▶ _STATED PROBLEM_: Every line in the listing is to be echoed verbatim.

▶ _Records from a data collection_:
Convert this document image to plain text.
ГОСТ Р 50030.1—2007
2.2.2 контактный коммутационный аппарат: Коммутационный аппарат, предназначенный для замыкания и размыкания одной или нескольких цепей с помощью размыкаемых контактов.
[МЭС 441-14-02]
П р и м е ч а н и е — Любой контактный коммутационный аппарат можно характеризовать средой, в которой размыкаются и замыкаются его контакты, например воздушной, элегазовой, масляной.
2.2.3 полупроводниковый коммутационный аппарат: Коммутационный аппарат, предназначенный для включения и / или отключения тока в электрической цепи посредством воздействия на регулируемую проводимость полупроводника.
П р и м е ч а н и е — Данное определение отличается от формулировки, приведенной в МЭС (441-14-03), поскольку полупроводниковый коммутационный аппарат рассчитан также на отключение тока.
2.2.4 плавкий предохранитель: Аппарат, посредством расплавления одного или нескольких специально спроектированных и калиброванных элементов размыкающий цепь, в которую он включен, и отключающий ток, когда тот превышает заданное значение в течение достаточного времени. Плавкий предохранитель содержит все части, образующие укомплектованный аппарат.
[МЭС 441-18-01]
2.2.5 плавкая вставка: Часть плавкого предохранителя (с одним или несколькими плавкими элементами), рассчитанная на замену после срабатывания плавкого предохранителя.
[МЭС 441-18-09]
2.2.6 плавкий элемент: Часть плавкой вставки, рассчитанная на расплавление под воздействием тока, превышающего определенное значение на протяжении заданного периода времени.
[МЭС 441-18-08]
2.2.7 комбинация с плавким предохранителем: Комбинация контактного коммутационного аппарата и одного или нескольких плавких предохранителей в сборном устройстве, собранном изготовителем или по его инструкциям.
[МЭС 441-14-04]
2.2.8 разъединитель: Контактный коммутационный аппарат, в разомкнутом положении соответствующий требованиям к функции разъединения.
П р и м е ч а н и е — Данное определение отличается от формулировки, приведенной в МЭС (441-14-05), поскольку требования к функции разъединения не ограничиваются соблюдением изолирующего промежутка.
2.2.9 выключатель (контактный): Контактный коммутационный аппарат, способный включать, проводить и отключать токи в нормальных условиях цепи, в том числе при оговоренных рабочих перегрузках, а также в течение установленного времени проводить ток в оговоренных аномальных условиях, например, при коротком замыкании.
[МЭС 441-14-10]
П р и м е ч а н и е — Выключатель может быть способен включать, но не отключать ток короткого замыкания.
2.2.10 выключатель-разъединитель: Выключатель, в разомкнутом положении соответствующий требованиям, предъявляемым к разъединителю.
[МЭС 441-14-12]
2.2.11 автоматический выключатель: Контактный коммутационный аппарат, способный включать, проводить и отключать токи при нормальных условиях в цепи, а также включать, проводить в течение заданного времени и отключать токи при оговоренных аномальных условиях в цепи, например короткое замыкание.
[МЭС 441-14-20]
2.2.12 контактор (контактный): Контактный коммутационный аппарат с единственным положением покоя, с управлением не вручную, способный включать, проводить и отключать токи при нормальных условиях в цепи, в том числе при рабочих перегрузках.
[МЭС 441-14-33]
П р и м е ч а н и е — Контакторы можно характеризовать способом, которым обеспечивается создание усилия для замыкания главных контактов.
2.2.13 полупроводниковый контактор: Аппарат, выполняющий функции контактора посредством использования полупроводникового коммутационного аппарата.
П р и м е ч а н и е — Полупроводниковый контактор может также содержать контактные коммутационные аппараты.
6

▶ _EXERCISE SOLUTION_:
Convert this document image to plain text.
ГОСТ Р 50030.1—2007
2.2.2 контактный коммутационный аппарат: Коммутационный аппарат, предназначенный для замыкания и размыкания одной или нескольких цепей с помощью размыкаемых контактов.
[МЭС 441-14-02]
П р и м е ч а н и е — Любой контактный коммутационный аппарат можно характеризовать средой, в которой размыкаются и замыкаются его контакты, например воздушной, элегазовой, масляной.
2.2.3 полупроводниковый коммутационный аппарат: Коммутационный аппарат, предназначенный для включения и / или отключения тока в электрической цепи посредством воздействия на регулируемую проводимость полупроводника.
П р и м е ч а н и е — Данное определение отличается от формулировки, приведенной в МЭС (441-14-03), поскольку полупроводниковый коммутационный аппарат рассчитан также на отключение тока.
2.2.4 плавкий предохранитель: Аппарат, посредством расплавления одного или нескольких специально спроектированных и калиброванных элементов размыкающий цепь, в которую он включен, и отключающий ток, когда тот превышает заданное значение в течение достаточного времени. Плавкий предохранитель содержит все части, образующие укомплектованный аппарат.
[МЭС 441-18-01]
2.2.5 плавкая вставка: Часть плавкого предохранителя (с одним или несколькими плавкими элементами), рассчитанная на замену после срабатывания плавкого предохранителя.
[МЭС 441-18-09]
2.2.6 плавкий элемент: Часть плавкой вставки, рассчитанная на расплавление под воздействием тока, превышающего определенное значение на протяжении заданного периода времени.
[МЭС 441-18-08]
2.2.7 комбинация с плавким предохранителем: Комбинация контактного коммутационного аппарата и одного или нескольких плавких предохранителей в сборном устройстве, собранном изготовителем или по его инструкциям.
[МЭС 441-14-04]
2.2.8 разъединитель: Контактный коммутационный аппарат, в разомкнутом положении соответствующий требованиям к функции разъединения.
П р и м е ч а н и е — Данное определение отличается от формулировки, приведенной в МЭС (441-14-05), поскольку требования к функции разъединения не ограничиваются соблюдением изолирующего промежутка.
2.2.9 выключатель (контактный): Контактный коммутационный аппарат, способный включать, проводить и отключать токи в нормальных условиях цепи, в том числе при оговоренных рабочих перегрузках, а также в течение установленного времени проводить ток в оговоренных аномальных условиях, например, при коротком замыкании.
[МЭС 441-14-10]
П р и м е ч а н и е — Выключатель может быть способен включать, но не отключать ток короткого замыкания.
2.2.10 выключатель-разъединитель: Выключатель, в разомкнутом положении соответствующий требованиям, предъявляемым к разъединителю.
[МЭС 441-14-12]
2.2.11 автоматический выключатель: Контактный коммутационный аппарат, способный включать, проводить и отключать токи при нормальных условиях в цепи, а также включать, проводить в течение заданного времени и отключать токи при оговоренных аномальных условиях в цепи, например короткое замыкание.
[МЭС 441-14-20]
2.2.12 контактор (контактный): Контактный коммутационный аппарат с единственным положением покоя, с управлением не вручную, способный включать, проводить и отключать токи при нормальных условиях в цепи, в том числе при рабочих перегрузках.
[МЭС 441-14-33]
П р и м е ч а н и е — Контакторы можно характеризовать способом, которым обеспечивается создание усилия для замыкания главных контактов.
2.2.13 полупроводниковый контактор: Аппарат, выполняющий функции контактора посредством использования полупроводникового коммутационного аппарата.
П р и м е ч а н и е — Полупроводниковый контактор может также содержать контактные коммутационные аппараты.
6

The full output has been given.